INSTRUCTIONS FOR THE TASK:
Search the records below for the word "this". Pull out each line that has it.

[Data entries for graphics]
* * * * * * * * *
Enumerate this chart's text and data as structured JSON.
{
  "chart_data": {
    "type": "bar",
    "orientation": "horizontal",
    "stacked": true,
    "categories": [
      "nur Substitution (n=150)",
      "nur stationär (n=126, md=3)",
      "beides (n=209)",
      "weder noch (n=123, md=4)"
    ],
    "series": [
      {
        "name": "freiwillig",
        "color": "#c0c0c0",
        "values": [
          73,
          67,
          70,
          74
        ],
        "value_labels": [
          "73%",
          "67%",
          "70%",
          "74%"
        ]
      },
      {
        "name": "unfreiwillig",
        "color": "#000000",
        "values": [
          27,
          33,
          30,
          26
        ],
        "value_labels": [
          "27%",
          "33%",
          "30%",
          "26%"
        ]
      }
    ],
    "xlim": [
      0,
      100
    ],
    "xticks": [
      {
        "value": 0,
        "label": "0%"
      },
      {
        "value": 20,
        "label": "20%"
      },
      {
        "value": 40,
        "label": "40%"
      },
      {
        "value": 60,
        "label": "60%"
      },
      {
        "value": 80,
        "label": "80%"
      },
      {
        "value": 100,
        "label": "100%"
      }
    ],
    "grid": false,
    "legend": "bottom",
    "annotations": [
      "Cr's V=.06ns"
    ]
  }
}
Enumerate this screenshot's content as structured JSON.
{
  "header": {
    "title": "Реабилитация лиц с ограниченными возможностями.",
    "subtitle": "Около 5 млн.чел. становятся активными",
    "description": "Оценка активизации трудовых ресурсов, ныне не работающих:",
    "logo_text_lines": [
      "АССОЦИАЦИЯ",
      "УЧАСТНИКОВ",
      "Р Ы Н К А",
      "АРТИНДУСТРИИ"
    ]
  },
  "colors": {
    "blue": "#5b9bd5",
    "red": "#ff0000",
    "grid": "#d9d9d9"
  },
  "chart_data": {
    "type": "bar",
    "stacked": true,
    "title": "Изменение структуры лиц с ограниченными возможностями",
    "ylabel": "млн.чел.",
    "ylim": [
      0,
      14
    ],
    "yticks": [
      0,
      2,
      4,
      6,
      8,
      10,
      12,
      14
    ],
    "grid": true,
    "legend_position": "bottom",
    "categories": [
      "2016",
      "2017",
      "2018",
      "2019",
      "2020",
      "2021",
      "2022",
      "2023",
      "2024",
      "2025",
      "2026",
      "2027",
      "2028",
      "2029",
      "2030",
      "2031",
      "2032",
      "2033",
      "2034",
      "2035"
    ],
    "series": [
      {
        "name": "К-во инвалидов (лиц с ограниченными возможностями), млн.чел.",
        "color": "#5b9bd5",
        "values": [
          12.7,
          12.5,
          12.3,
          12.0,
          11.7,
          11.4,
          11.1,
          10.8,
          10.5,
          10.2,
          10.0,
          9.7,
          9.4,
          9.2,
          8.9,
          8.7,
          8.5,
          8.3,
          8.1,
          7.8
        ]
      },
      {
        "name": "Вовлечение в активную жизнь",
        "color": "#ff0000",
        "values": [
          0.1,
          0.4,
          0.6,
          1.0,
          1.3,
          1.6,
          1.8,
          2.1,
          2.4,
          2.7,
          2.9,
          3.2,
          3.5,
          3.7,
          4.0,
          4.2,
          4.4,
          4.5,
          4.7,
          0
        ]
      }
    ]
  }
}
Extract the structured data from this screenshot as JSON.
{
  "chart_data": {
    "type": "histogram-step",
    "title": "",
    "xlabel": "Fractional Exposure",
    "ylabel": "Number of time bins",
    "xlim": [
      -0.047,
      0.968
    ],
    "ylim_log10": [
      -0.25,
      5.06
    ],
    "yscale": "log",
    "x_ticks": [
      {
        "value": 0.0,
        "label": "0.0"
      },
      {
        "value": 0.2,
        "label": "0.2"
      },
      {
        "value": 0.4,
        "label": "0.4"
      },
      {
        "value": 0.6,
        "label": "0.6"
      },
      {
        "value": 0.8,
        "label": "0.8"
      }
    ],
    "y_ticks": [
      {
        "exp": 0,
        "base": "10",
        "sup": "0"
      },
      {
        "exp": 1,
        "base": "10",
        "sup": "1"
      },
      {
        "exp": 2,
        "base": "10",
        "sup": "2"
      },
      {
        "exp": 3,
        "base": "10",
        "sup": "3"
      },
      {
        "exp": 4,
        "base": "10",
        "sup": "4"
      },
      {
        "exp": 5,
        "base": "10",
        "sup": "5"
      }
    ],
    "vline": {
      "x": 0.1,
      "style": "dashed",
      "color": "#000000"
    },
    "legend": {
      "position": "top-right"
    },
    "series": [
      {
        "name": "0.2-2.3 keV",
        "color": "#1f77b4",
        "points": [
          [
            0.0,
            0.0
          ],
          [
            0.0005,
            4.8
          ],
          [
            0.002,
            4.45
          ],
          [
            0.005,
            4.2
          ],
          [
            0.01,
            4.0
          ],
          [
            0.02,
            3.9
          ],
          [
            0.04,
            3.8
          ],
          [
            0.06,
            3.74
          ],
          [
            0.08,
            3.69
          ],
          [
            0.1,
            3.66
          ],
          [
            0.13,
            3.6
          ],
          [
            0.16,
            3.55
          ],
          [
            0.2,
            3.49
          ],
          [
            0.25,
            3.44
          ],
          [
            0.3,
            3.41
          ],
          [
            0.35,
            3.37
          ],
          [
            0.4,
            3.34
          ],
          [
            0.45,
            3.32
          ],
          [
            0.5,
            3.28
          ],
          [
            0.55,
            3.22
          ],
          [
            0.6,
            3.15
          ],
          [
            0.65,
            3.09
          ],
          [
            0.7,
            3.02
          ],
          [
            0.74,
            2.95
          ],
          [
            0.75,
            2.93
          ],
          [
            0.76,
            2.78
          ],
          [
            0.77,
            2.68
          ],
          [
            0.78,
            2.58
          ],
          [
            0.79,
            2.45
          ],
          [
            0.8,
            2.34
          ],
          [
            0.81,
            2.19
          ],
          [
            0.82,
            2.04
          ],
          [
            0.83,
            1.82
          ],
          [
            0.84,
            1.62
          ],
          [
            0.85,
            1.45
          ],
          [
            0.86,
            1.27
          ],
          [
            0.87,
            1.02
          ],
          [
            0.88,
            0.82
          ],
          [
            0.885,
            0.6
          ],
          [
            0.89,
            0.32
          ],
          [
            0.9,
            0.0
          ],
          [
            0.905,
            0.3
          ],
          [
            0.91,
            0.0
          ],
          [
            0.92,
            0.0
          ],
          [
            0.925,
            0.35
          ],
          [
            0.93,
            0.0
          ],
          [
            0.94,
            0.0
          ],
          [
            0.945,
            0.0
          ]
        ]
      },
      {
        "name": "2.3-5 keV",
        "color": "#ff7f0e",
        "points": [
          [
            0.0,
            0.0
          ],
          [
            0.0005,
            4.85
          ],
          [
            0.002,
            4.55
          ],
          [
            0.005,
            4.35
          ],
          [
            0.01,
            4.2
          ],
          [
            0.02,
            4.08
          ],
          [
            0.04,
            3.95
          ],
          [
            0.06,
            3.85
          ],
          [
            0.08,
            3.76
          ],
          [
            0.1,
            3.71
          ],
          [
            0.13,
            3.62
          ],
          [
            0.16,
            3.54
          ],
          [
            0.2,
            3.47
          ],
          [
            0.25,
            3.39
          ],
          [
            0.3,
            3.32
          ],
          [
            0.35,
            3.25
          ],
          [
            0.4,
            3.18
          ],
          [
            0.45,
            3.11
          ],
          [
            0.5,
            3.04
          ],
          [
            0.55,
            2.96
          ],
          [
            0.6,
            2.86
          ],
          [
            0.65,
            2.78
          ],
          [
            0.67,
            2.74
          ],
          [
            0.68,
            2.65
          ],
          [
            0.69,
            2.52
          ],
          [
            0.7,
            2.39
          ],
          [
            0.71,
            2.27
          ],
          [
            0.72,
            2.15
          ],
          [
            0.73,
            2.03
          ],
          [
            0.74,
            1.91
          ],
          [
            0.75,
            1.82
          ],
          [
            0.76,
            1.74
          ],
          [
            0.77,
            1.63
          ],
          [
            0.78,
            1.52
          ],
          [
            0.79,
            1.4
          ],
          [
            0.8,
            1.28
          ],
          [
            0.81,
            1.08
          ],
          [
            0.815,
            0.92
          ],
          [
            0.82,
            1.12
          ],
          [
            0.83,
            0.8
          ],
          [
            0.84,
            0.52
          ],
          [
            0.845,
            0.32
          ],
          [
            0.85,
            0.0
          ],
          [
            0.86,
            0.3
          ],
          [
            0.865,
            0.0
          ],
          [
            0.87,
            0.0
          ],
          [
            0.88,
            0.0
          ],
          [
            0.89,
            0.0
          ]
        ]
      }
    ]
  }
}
* * * * * * * * *
ANSWER TO THE TASK:
Enumerate this chart's text and data as structured JSON.
Enumerate this screenshot's content as structured JSON.
Extract the structured data from this screenshot as JSON.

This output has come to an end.